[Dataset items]
******************************
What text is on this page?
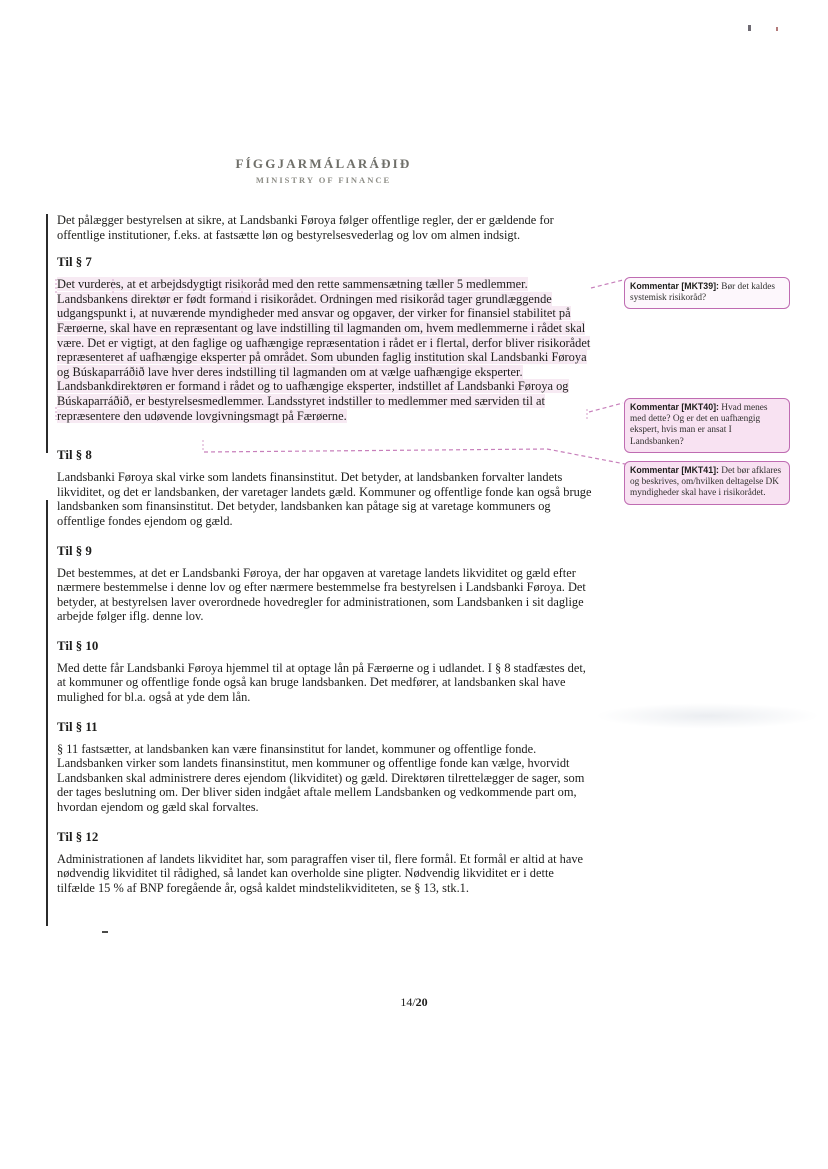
FÍGGJARMÁLARÁÐIÐ
MINISTRY OF FINANCE

Det pålægger bestyrelsen at sikre, at Landsbanki Føroya følger offentlige regler, der er gældende for offentlige institutioner, f.eks. at fastsætte løn og bestyrelsesvederlag og lov om almen indsigt.

Til § 7

Det vurderes, at et arbejdsdygtigt risikoråd med den rette sammensætning tæller 5 medlemmer. Landsbankens direktør er født formand i risikorådet. Ordningen med risikoråd tager grundlæggende udgangspunkt i, at nuværende myndigheder med ansvar og opgaver, der virker for finansiel stabilitet på Færøerne, skal have en repræsentant og lave indstilling til lagmanden om, hvem medlemmerne i rådet skal være. Det er vigtigt, at den faglige og uafhængige repræsentation i rådet er i flertal, derfor bliver risikorådet repræsenteret af uafhængige eksperter på området. Som ubunden faglig institution skal Landsbanki Føroya og Búskaparráðið lave hver deres indstilling til lagmanden om at vælge uafhængige eksperter. Landsbankdirektøren er formand i rådet og to uafhængige eksperter, indstillet af Landsbanki Føroya og Búskaparráðið, er bestyrelsesmedlemmer. Landsstyret indstiller to medlemmer med særviden til at repræsentere den udøvende lovgivningsmagt på Færøerne.

Til § 8

Landsbanki Føroya skal virke som landets finansinstitut. Det betyder, at landsbanken forvalter landets likviditet, og det er landsbanken, der varetager landets gæld. Kommuner og offentlige fonde kan også bruge landsbanken som finansinstitut. Det betyder, landsbanken kan påtage sig at varetage kommuners og offentlige fondes ejendom og gæld.

Til § 9

Det bestemmes, at det er Landsbanki Føroya, der har opgaven at varetage landets likviditet og gæld efter nærmere bestemmelse i denne lov og efter nærmere bestemmelse fra bestyrelsen i Landsbanki Føroya. Det betyder, at bestyrelsen laver overordnede hovedregler for administrationen, som Landsbanken i sit daglige arbejde følger iflg. denne lov.

Til § 10

Med dette får Landsbanki Føroya hjemmel til at optage lån på Færøerne og i udlandet. I § 8 stadfæstes det, at kommuner og offentlige fonde også kan bruge landsbanken. Det medfører, at landsbanken skal have mulighed for bl.a. også at yde dem lån.

Til § 11

§ 11 fastsætter, at landsbanken kan være finansinstitut for landet, kommuner og offentlige fonde. Landsbanken virker som landets finansinstitut, men kommuner og offentlige fonde kan vælge, hvorvidt Landsbanken skal administrere deres ejendom (likviditet) og gæld. Direktøren tilrettelægger de sager, som der tages beslutning om. Der bliver siden indgået aftale mellem Landsbanken og vedkommende part om, hvordan ejendom og gæld skal forvaltes.

Til § 12

Administrationen af landets likviditet har, som paragraffen viser til, flere formål. Et formål er altid at have nødvendig likviditet til rådighed, så landet kan overholde sine pligter. Nødvendig likviditet er i dette tilfælde 15 % af BNP foregående år, også kaldet mindstelikviditeten, se § 13, stk.1.

Kommentar [MKT39]: Bør det kaldes systemisk risikoråd?
Kommentar [MKT40]: Hvad menes med dette? Og er det en uafhængig ekspert, hvis man er ansat I Landsbanken?
Kommentar [MKT41]: Det bør afklares og beskrives, om/hvilken deltagelse DK myndigheder skal have i risikorådet.
14/20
******************************
The request »
Except for the pictures, give all the material above again verbatim.

Output »
What text is on this page?
FÍGGJARMÁLARÁÐIÐ
MINISTRY OF FINANCE

Det pålægger bestyrelsen at sikre, at Landsbanki Føroya følger offentlige regler, der er gældende for offentlige institutioner, f.eks. at fastsætte løn og bestyrelsesvederlag og lov om almen indsigt.

Til § 7

Det vurderes, at et arbejdsdygtigt risikoråd med den rette sammensætning tæller 5 medlemmer. Landsbankens direktør er født formand i risikorådet. Ordningen med risikoråd tager grundlæggende udgangspunkt i, at nuværende myndigheder med ansvar og opgaver, der virker for finansiel stabilitet på Færøerne, skal have en repræsentant og lave indstilling til lagmanden om, hvem medlemmerne i rådet skal være. Det er vigtigt, at den faglige og uafhængige repræsentation i rådet er i flertal, derfor bliver risikorådet repræsenteret af uafhængige eksperter på området. Som ubunden faglig institution skal Landsbanki Føroya og Búskaparráðið lave hver deres indstilling til lagmanden om at vælge uafhængige eksperter. Landsbankdirektøren er formand i rådet og to uafhængige eksperter, indstillet af Landsbanki Føroya og Búskaparráðið, er bestyrelsesmedlemmer. Landsstyret indstiller to medlemmer med særviden til at repræsentere den udøvende lovgivningsmagt på Færøerne.

Til § 8

Landsbanki Føroya skal virke som landets finansinstitut. Det betyder, at landsbanken forvalter landets likviditet, og det er landsbanken, der varetager landets gæld. Kommuner og offentlige fonde kan også bruge landsbanken som finansinstitut. Det betyder, landsbanken kan påtage sig at varetage kommuners og offentlige fondes ejendom og gæld.

Til § 9

Det bestemmes, at det er Landsbanki Føroya, der har opgaven at varetage landets likviditet og gæld efter nærmere bestemmelse i denne lov og efter nærmere bestemmelse fra bestyrelsen i Landsbanki Føroya. Det betyder, at bestyrelsen laver overordnede hovedregler for administrationen, som Landsbanken i sit daglige arbejde følger iflg. denne lov.

Til § 10

Med dette får Landsbanki Føroya hjemmel til at optage lån på Færøerne og i udlandet. I § 8 stadfæstes det, at kommuner og offentlige fonde også kan bruge landsbanken. Det medfører, at landsbanken skal have mulighed for bl.a. også at yde dem lån.

Til § 11

§ 11 fastsætter, at landsbanken kan være finansinstitut for landet, kommuner og offentlige fonde. Landsbanken virker som landets finansinstitut, men kommuner og offentlige fonde kan vælge, hvorvidt Landsbanken skal administrere deres ejendom (likviditet) og gæld. Direktøren tilrettelægger de sager, som der tages beslutning om. Der bliver siden indgået aftale mellem Landsbanken og vedkommende part om, hvordan ejendom og gæld skal forvaltes.

Til § 12

Administrationen af landets likviditet har, som paragraffen viser til, flere formål. Et formål er altid at have nødvendig likviditet til rådighed, så landet kan overholde sine pligter. Nødvendig likviditet er i dette tilfælde 15 % af BNP foregående år, også kaldet mindstelikviditeten, se § 13, stk.1.

Kommentar [MKT39]: Bør det kaldes systemisk risikoråd?
Kommentar [MKT40]: Hvad menes med dette? Og er det en uafhængig ekspert, hvis man er ansat I Landsbanken?
Kommentar [MKT41]: Det bør afklares og beskrives, om/hvilken deltagelse DK myndigheder skal have i risikorådet.
14/20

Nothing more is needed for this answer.